• **TASK REQUIREMENTS**
Go through the entries one line at a time, and gather every line that has the word "paperwork".

• **RECORDS FOR THIS EXERCISE**
§
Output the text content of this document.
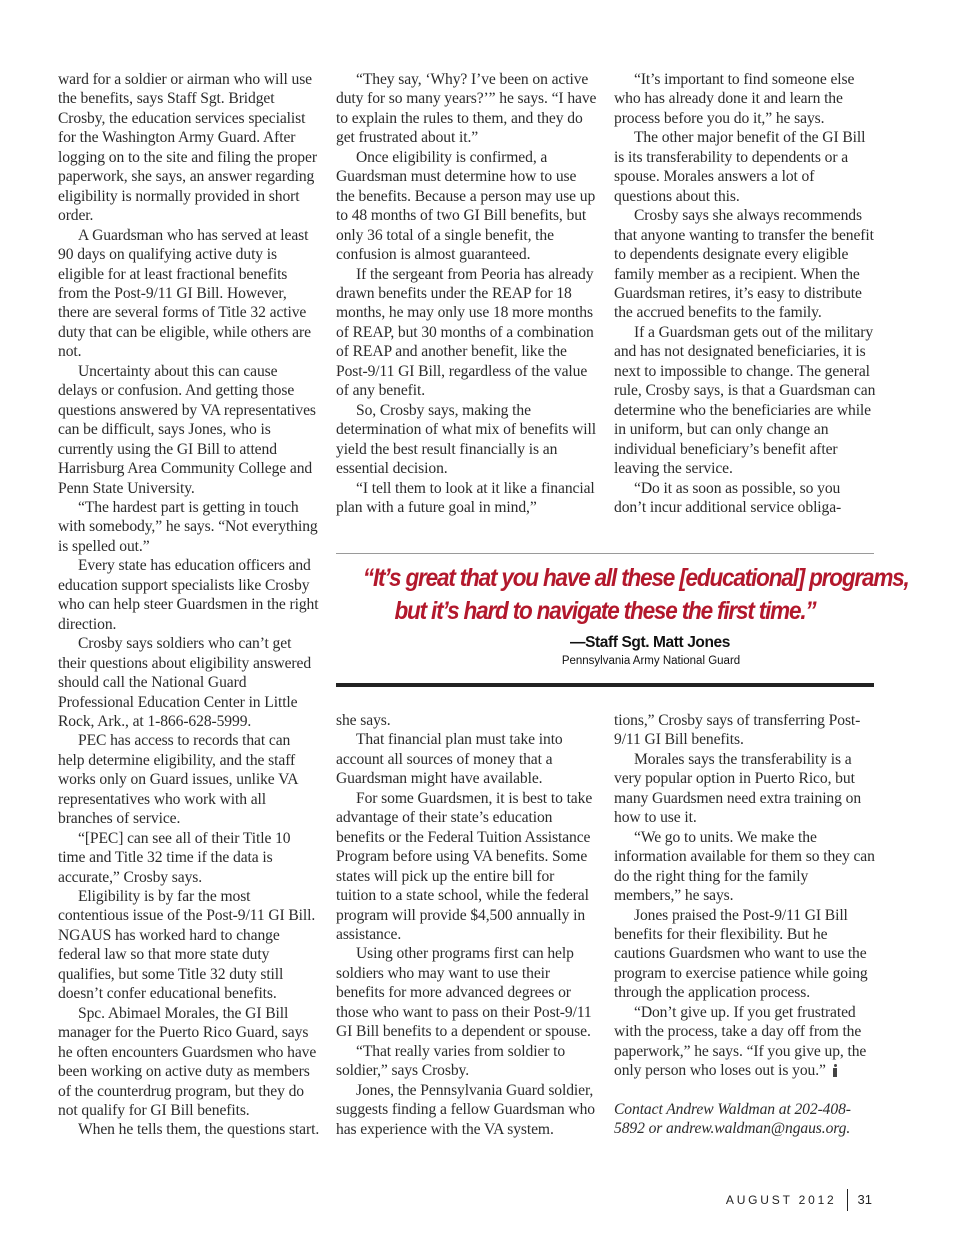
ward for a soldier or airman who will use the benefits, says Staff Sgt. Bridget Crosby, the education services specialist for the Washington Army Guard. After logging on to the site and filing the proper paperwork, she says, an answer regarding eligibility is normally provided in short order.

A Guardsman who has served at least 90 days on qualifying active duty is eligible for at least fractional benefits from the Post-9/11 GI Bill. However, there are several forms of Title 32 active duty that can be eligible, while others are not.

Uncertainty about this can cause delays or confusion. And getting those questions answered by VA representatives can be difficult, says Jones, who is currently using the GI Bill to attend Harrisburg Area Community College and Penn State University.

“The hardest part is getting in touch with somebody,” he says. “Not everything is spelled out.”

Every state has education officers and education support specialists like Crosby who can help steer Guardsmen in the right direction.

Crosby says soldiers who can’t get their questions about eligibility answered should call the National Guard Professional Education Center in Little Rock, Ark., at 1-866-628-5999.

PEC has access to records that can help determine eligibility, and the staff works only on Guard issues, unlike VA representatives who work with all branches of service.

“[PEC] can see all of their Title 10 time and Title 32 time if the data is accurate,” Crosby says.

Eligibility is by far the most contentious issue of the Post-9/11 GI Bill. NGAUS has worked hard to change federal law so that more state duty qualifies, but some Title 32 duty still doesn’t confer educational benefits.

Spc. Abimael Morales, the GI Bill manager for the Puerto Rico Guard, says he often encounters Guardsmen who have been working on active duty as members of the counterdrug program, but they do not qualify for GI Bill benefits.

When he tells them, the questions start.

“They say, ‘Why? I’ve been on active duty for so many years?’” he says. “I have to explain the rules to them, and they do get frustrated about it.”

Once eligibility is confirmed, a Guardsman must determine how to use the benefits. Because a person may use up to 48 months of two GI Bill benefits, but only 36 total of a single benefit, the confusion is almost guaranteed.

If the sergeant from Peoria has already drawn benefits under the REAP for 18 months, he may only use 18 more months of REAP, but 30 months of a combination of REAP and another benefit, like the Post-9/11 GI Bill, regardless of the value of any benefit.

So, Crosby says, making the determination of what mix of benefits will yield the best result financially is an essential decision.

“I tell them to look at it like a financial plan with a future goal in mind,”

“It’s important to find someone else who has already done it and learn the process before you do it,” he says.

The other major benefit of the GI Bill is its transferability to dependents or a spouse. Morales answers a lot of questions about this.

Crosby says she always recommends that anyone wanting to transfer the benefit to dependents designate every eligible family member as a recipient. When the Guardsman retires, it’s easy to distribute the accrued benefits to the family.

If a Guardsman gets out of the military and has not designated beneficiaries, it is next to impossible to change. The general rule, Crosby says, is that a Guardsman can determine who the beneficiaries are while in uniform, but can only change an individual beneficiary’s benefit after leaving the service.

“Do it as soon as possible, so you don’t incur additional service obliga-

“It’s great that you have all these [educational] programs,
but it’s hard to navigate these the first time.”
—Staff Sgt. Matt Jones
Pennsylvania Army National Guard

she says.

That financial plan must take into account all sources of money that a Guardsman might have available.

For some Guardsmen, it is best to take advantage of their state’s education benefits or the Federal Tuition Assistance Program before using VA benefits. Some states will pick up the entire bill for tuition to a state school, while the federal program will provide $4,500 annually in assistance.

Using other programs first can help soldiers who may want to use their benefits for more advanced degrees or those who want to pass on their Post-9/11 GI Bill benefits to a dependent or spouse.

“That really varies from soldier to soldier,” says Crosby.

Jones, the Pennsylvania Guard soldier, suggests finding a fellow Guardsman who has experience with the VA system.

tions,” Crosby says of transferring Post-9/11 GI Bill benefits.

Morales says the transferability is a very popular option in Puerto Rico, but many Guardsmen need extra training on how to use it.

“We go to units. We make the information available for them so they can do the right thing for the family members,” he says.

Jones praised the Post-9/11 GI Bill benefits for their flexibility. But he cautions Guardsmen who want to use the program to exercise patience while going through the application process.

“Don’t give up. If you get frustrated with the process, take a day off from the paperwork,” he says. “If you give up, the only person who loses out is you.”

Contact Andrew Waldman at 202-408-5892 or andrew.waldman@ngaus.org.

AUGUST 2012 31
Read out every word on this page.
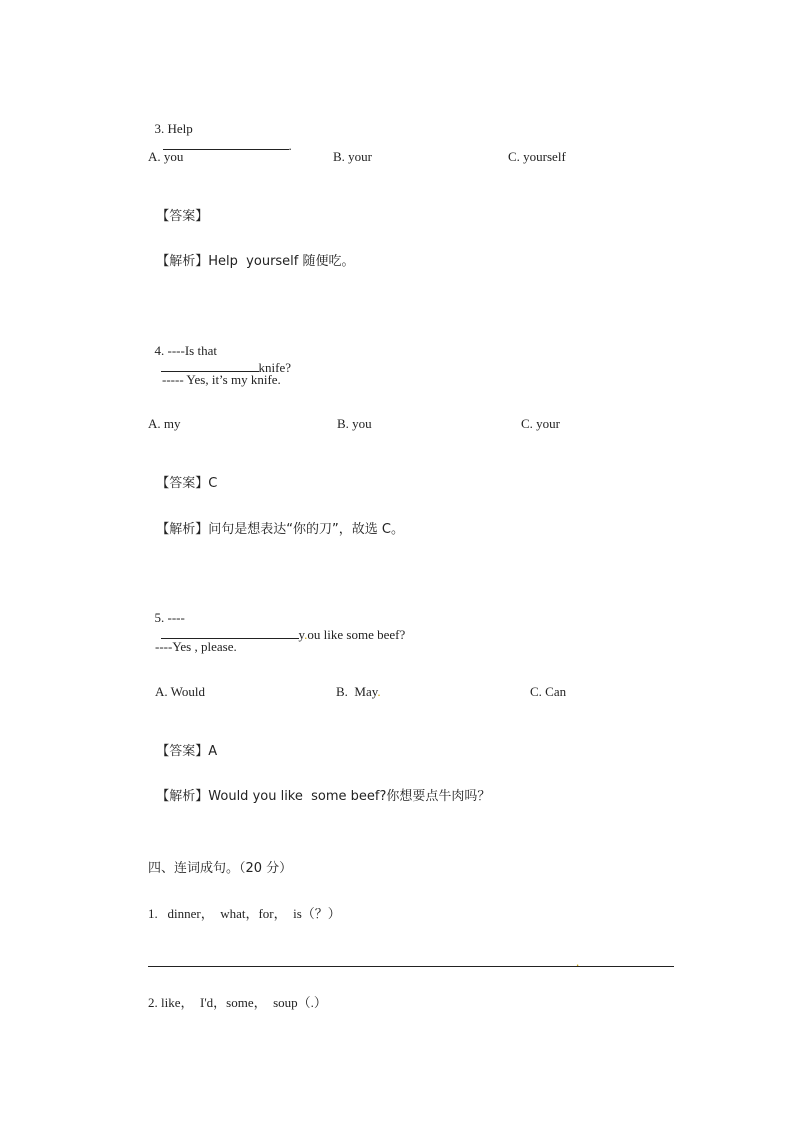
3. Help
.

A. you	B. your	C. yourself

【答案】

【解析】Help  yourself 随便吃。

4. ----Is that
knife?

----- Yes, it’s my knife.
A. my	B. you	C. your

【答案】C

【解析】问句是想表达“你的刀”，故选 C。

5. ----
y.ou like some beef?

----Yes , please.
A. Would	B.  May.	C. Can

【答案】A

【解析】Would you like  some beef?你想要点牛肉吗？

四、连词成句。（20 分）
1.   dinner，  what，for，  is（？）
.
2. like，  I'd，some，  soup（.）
§
• **SOLUTION FOR THIS PROBLEM**
ward for a soldier or airman who will use the benefits, says Staff Sgt. Bridget Crosby, the education services specialist for the Washington Army Guard. After logging on to the site and filing the proper paperwork, she says, an answer regarding eligibility is normally provided in short order.
“Don’t give up. If you get frustrated with the process, take a day off from the paperwork,” he says. “If you give up, the only person who loses out is you.”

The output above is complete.